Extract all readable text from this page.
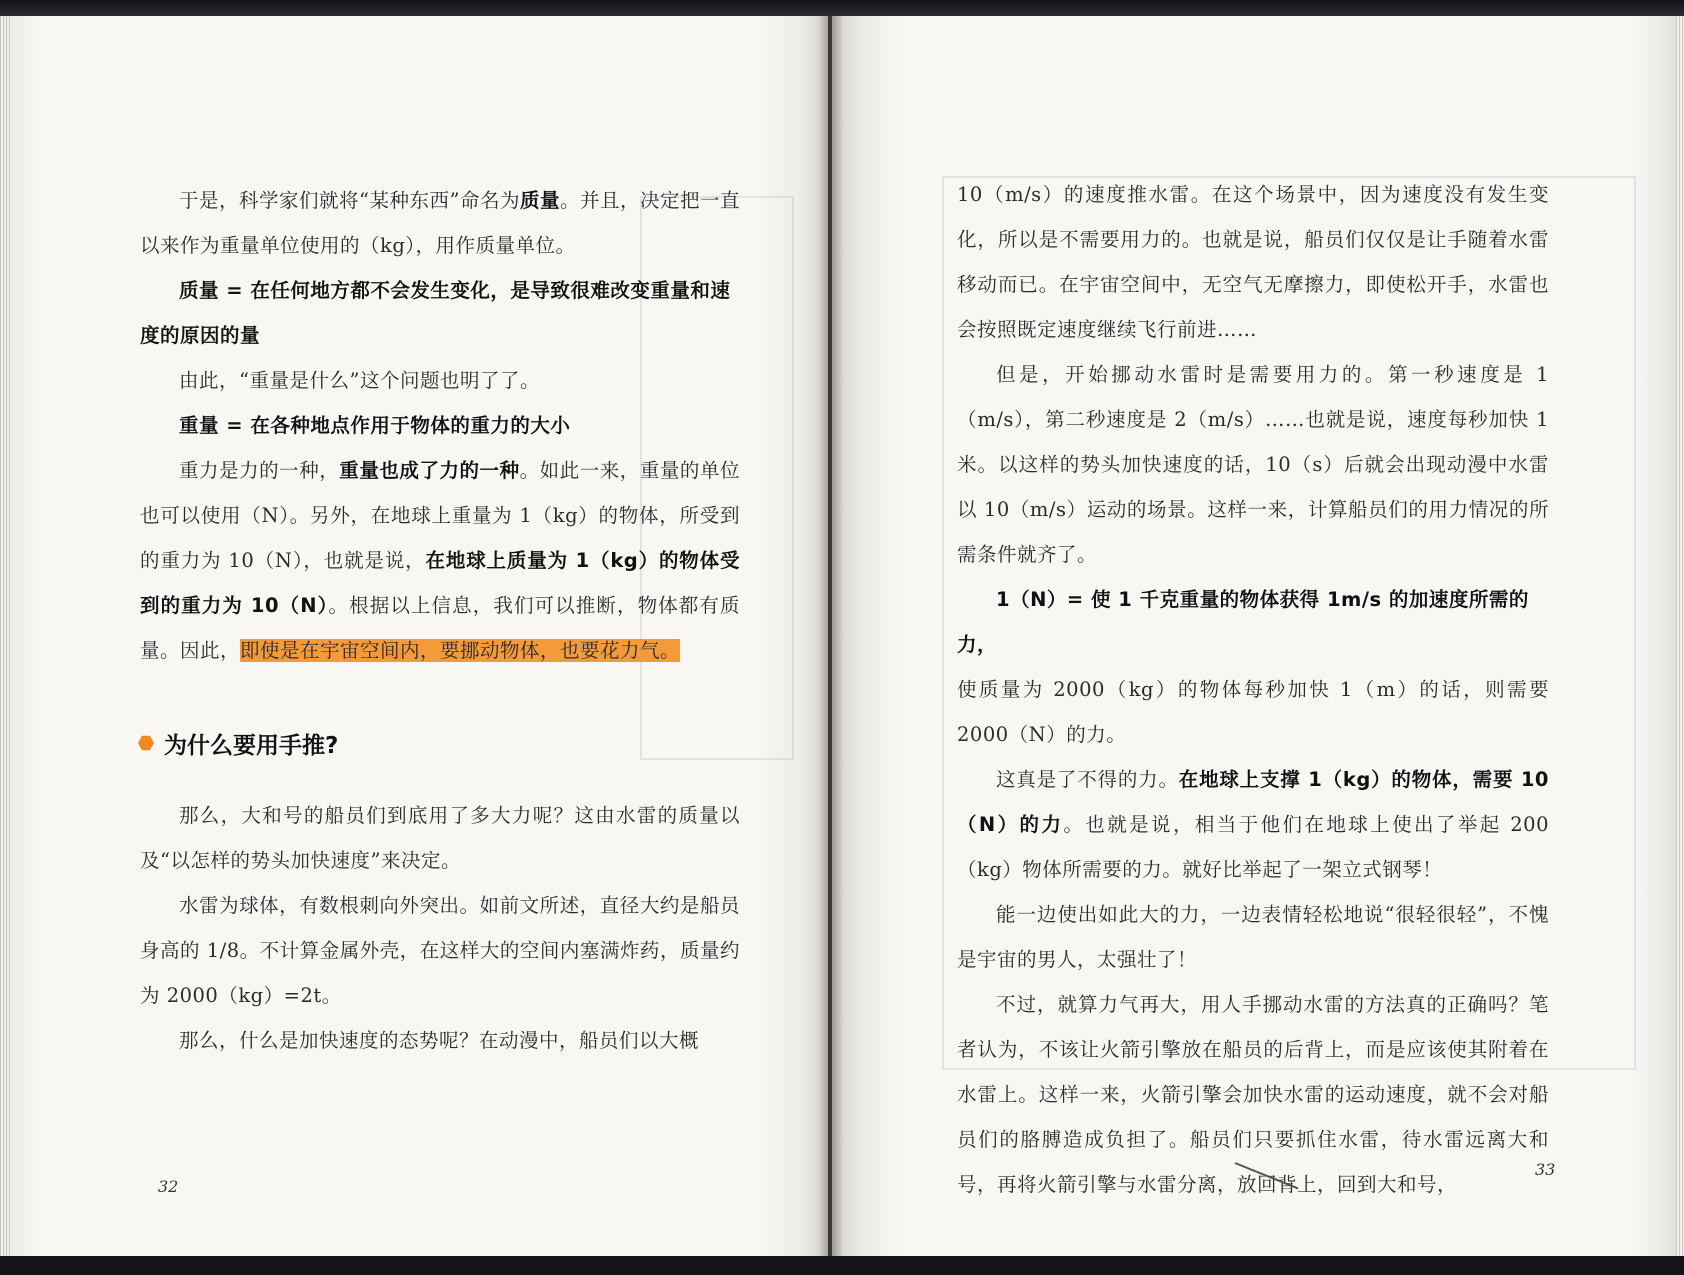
于是，科学家们就将“某种东西”命名为质量。并且，决定把一直以来作为重量单位使用的（kg），用作质量单位。

质量 = 在任何地方都不会发生变化，是导致很难改变重量和速度的原因的量

由此，“重量是什么”这个问题也明了了。

重量 = 在各种地点作用于物体的重力的大小

重力是力的一种，重量也成了力的一种。如此一来，重量的单位也可以使用（N）。另外，在地球上重量为 1（kg）的物体，所受到的重力为 10（N），也就是说，在地球上质量为 1（kg）的物体受到的重力为 10（N）。根据以上信息，我们可以推断，物体都有质量。因此，即使是在宇宙空间内，要挪动物体，也要花力气。

为什么要用手推?

那么，大和号的船员们到底用了多大力呢？这由水雷的质量以及“以怎样的势头加快速度”来决定。

水雷为球体，有数根刺向外突出。如前文所述，直径大约是船员身高的 1/8。不计算金属外壳，在这样大的空间内塞满炸药，质量约为 2000（kg）=2t。

那么，什么是加快速度的态势呢？在动漫中，船员们以大概

10（m/s）的速度推水雷。在这个场景中，因为速度没有发生变化，所以是不需要用力的。也就是说，船员们仅仅是让手随着水雷移动而已。在宇宙空间中，无空气无摩擦力，即使松开手，水雷也会按照既定速度继续飞行前进……

但是，开始挪动水雷时是需要用力的。第一秒速度是 1（m/s），第二秒速度是 2（m/s）……也就是说，速度每秒加快 1 米。以这样的势头加快速度的话，10（s）后就会出现动漫中水雷以 10（m/s）运动的场景。这样一来，计算船员们的用力情况的所需条件就齐了。

1（N）= 使 1 千克重量的物体获得 1m/s 的加速度所需的力，

使质量为 2000（kg）的物体每秒加快 1（m）的话，则需要 2000（N）的力。

这真是了不得的力。在地球上支撑 1（kg）的物体，需要 10（N）的力。也就是说，相当于他们在地球上使出了举起 200（kg）物体所需要的力。就好比举起了一架立式钢琴！

能一边使出如此大的力，一边表情轻松地说“很轻很轻”，不愧是宇宙的男人，太强壮了！

不过，就算力气再大，用人手挪动水雷的方法真的正确吗？笔者认为，不该让火箭引擎放在船员的后背上，而是应该使其附着在水雷上。这样一来，火箭引擎会加快水雷的运动速度，就不会对船员们的胳膊造成负担了。船员们只要抓住水雷，待水雷远离大和号，再将火箭引擎与水雷分离，放回背上，回到大和号，

32
33
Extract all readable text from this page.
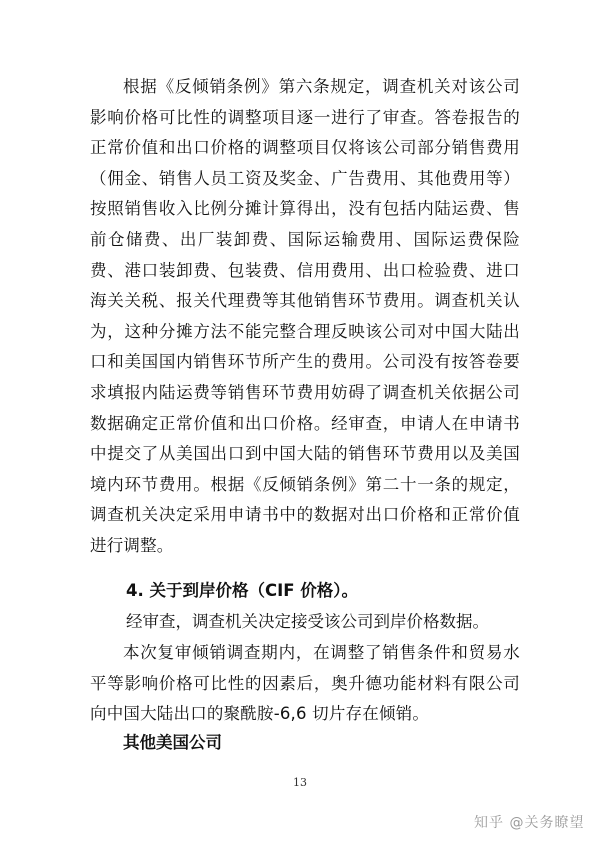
根据《反倾销条例》第六条规定，调查机关对该公司影响价格可比性的调整项目逐一进行了审查。答卷报告的正常价值和出口价格的调整项目仅将该公司部分销售费用（佣金、销售人员工资及奖金、广告费用、其他费用等）按照销售收入比例分摊计算得出，没有包括内陆运费、售前仓储费、出厂装卸费、国际运输费用、国际运费保险费、港口装卸费、包装费、信用费用、出口检验费、进口海关关税、报关代理费等其他销售环节费用。调查机关认为，这种分摊方法不能完整合理反映该公司对中国大陆出口和美国国内销售环节所产生的费用。公司没有按答卷要求填报内陆运费等销售环节费用妨碍了调查机关依据公司数据确定正常价值和出口价格。经审查，申请人在申请书中提交了从美国出口到中国大陆的销售环节费用以及美国境内环节费用。根据《反倾销条例》第二十一条的规定，调查机关决定采用申请书中的数据对出口价格和正常价值进行调整。

4. 关于到岸价格（CIF 价格）。
经审查，调查机关决定接受该公司到岸价格数据。

本次复审倾销调查期内，在调整了销售条件和贸易水平等影响价格可比性的因素后，奥升德功能材料有限公司向中国大陆出口的聚酰胺-6,6 切片存在倾销。

其他美国公司
13
知乎 @关务瞭望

++++++++

Transcribe the material exactly, and leave out whatever pictures it holds.

**Answer to the exercise:**
Extract all readable text from this page.
于是，科学家们就将“某种东西”命名为质量。并且，决定把一直以来作为重量单位使用的（kg），用作质量单位。

质量 = 在任何地方都不会发生变化，是导致很难改变重量和速度的原因的量

由此，“重量是什么”这个问题也明了了。

重量 = 在各种地点作用于物体的重力的大小

重力是力的一种，重量也成了力的一种。如此一来，重量的单位也可以使用（N）。另外，在地球上重量为 1（kg）的物体，所受到的重力为 10（N），也就是说，在地球上质量为 1（kg）的物体受到的重力为 10（N）。根据以上信息，我们可以推断，物体都有质量。因此，即使是在宇宙空间内，要挪动物体，也要花力气。

为什么要用手推?

那么，大和号的船员们到底用了多大力呢？这由水雷的质量以及“以怎样的势头加快速度”来决定。

水雷为球体，有数根刺向外突出。如前文所述，直径大约是船员身高的 1/8。不计算金属外壳，在这样大的空间内塞满炸药，质量约为 2000（kg）=2t。

那么，什么是加快速度的态势呢？在动漫中，船员们以大概

10（m/s）的速度推水雷。在这个场景中，因为速度没有发生变化，所以是不需要用力的。也就是说，船员们仅仅是让手随着水雷移动而已。在宇宙空间中，无空气无摩擦力，即使松开手，水雷也会按照既定速度继续飞行前进……

但是，开始挪动水雷时是需要用力的。第一秒速度是 1（m/s），第二秒速度是 2（m/s）……也就是说，速度每秒加快 1 米。以这样的势头加快速度的话，10（s）后就会出现动漫中水雷以 10（m/s）运动的场景。这样一来，计算船员们的用力情况的所需条件就齐了。

1（N）= 使 1 千克重量的物体获得 1m/s 的加速度所需的力，

使质量为 2000（kg）的物体每秒加快 1（m）的话，则需要 2000（N）的力。

这真是了不得的力。在地球上支撑 1（kg）的物体，需要 10（N）的力。也就是说，相当于他们在地球上使出了举起 200（kg）物体所需要的力。就好比举起了一架立式钢琴！

能一边使出如此大的力，一边表情轻松地说“很轻很轻”，不愧是宇宙的男人，太强壮了！

不过，就算力气再大，用人手挪动水雷的方法真的正确吗？笔者认为，不该让火箭引擎放在船员的后背上，而是应该使其附着在水雷上。这样一来，火箭引擎会加快水雷的运动速度，就不会对船员们的胳膊造成负担了。船员们只要抓住水雷，待水雷远离大和号，再将火箭引擎与水雷分离，放回背上，回到大和号，

32
33
Extract all readable text from this page.
根据《反倾销条例》第六条规定，调查机关对该公司影响价格可比性的调整项目逐一进行了审查。答卷报告的正常价值和出口价格的调整项目仅将该公司部分销售费用（佣金、销售人员工资及奖金、广告费用、其他费用等）按照销售收入比例分摊计算得出，没有包括内陆运费、售前仓储费、出厂装卸费、国际运输费用、国际运费保险费、港口装卸费、包装费、信用费用、出口检验费、进口海关关税、报关代理费等其他销售环节费用。调查机关认为，这种分摊方法不能完整合理反映该公司对中国大陆出口和美国国内销售环节所产生的费用。公司没有按答卷要求填报内陆运费等销售环节费用妨碍了调查机关依据公司数据确定正常价值和出口价格。经审查，申请人在申请书中提交了从美国出口到中国大陆的销售环节费用以及美国境内环节费用。根据《反倾销条例》第二十一条的规定，调查机关决定采用申请书中的数据对出口价格和正常价值进行调整。

4. 关于到岸价格（CIF 价格）。
经审查，调查机关决定接受该公司到岸价格数据。

本次复审倾销调查期内，在调整了销售条件和贸易水平等影响价格可比性的因素后，奥升德功能材料有限公司向中国大陆出口的聚酰胺-6,6 切片存在倾销。

其他美国公司
13
知乎 @关务瞭望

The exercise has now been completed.